Source data
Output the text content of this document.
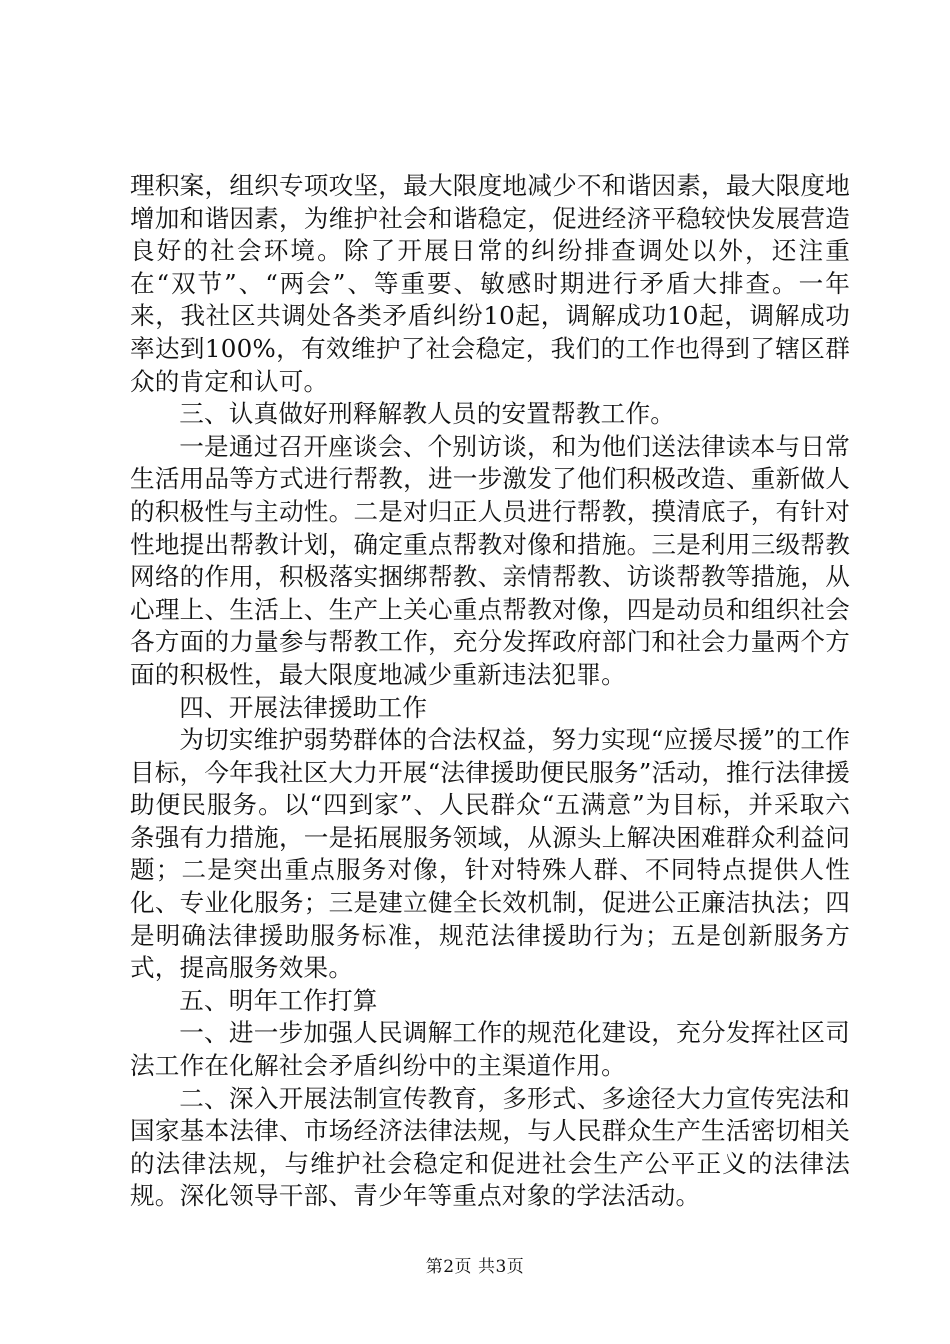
理积案，组织专项攻坚，最大限度地减少不和谐因素，最大限度地增加和谐因素，为维护社会和谐稳定，促进经济平稳较快发展营造良好的社会环境。除了开展日常的纠纷排查调处以外，还注重在“双节”、“两会”、等重要、敏感时期进行矛盾大排查。一年来，我社区共调处各类矛盾纠纷10起，调解成功10起，调解成功率达到100%，有效维护了社会稳定，我们的工作也得到了辖区群众的肯定和认可。

三、认真做好刑释解教人员的安置帮教工作。

一是通过召开座谈会、个别访谈，和为他们送法律读本与日常生活用品等方式进行帮教，进一步激发了他们积极改造、重新做人的积极性与主动性。二是对归正人员进行帮教，摸清底子，有针对性地提出帮教计划，确定重点帮教对像和措施。三是利用三级帮教网络的作用，积极落实捆绑帮教、亲情帮教、访谈帮教等措施，从心理上、生活上、生产上关心重点帮教对像，四是动员和组织社会各方面的力量参与帮教工作，充分发挥政府部门和社会力量两个方面的积极性，最大限度地减少重新违法犯罪。

四、开展法律援助工作

为切实维护弱势群体的合法权益，努力实现“应援尽援”的工作目标，今年我社区大力开展“法律援助便民服务”活动，推行法律援助便民服务。以“四到家”、人民群众“五满意”为目标，并采取六条强有力措施，一是拓展服务领域，从源头上解决困难群众利益问题；二是突出重点服务对像，针对特殊人群、不同特点提供人性化、专业化服务；三是建立健全长效机制，促进公正廉洁执法；四是明确法律援助服务标准，规范法律援助行为；五是创新服务方式，提高服务效果。

五、明年工作打算

一、进一步加强人民调解工作的规范化建设，充分发挥社区司法工作在化解社会矛盾纠纷中的主渠道作用。

二、深入开展法制宣传教育，多形式、多途径大力宣传宪法和国家基本法律、市场经济法律法规，与人民群众生产生活密切相关的法律法规，与维护社会稳定和促进社会生产公平正义的法律法规。深化领导干部、青少年等重点对象的学法活动。

第2页 共3页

* [Direction]:
Go through the listing above and write it out again exactly, dropping the pictures.

* [Output for this task]:
Output the text content of this document.
理积案，组织专项攻坚，最大限度地减少不和谐因素，最大限度地增加和谐因素，为维护社会和谐稳定，促进经济平稳较快发展营造良好的社会环境。除了开展日常的纠纷排查调处以外，还注重在“双节”、“两会”、等重要、敏感时期进行矛盾大排查。一年来，我社区共调处各类矛盾纠纷10起，调解成功10起，调解成功率达到100%，有效维护了社会稳定，我们的工作也得到了辖区群众的肯定和认可。

三、认真做好刑释解教人员的安置帮教工作。

一是通过召开座谈会、个别访谈，和为他们送法律读本与日常生活用品等方式进行帮教，进一步激发了他们积极改造、重新做人的积极性与主动性。二是对归正人员进行帮教，摸清底子，有针对性地提出帮教计划，确定重点帮教对像和措施。三是利用三级帮教网络的作用，积极落实捆绑帮教、亲情帮教、访谈帮教等措施，从心理上、生活上、生产上关心重点帮教对像，四是动员和组织社会各方面的力量参与帮教工作，充分发挥政府部门和社会力量两个方面的积极性，最大限度地减少重新违法犯罪。

四、开展法律援助工作

为切实维护弱势群体的合法权益，努力实现“应援尽援”的工作目标，今年我社区大力开展“法律援助便民服务”活动，推行法律援助便民服务。以“四到家”、人民群众“五满意”为目标，并采取六条强有力措施，一是拓展服务领域，从源头上解决困难群众利益问题；二是突出重点服务对像，针对特殊人群、不同特点提供人性化、专业化服务；三是建立健全长效机制，促进公正廉洁执法；四是明确法律援助服务标准，规范法律援助行为；五是创新服务方式，提高服务效果。

五、明年工作打算

一、进一步加强人民调解工作的规范化建设，充分发挥社区司法工作在化解社会矛盾纠纷中的主渠道作用。

二、深入开展法制宣传教育，多形式、多途径大力宣传宪法和国家基本法律、市场经济法律法规，与人民群众生产生活密切相关的法律法规，与维护社会稳定和促进社会生产公平正义的法律法规。深化领导干部、青少年等重点对象的学法活动。

第2页 共3页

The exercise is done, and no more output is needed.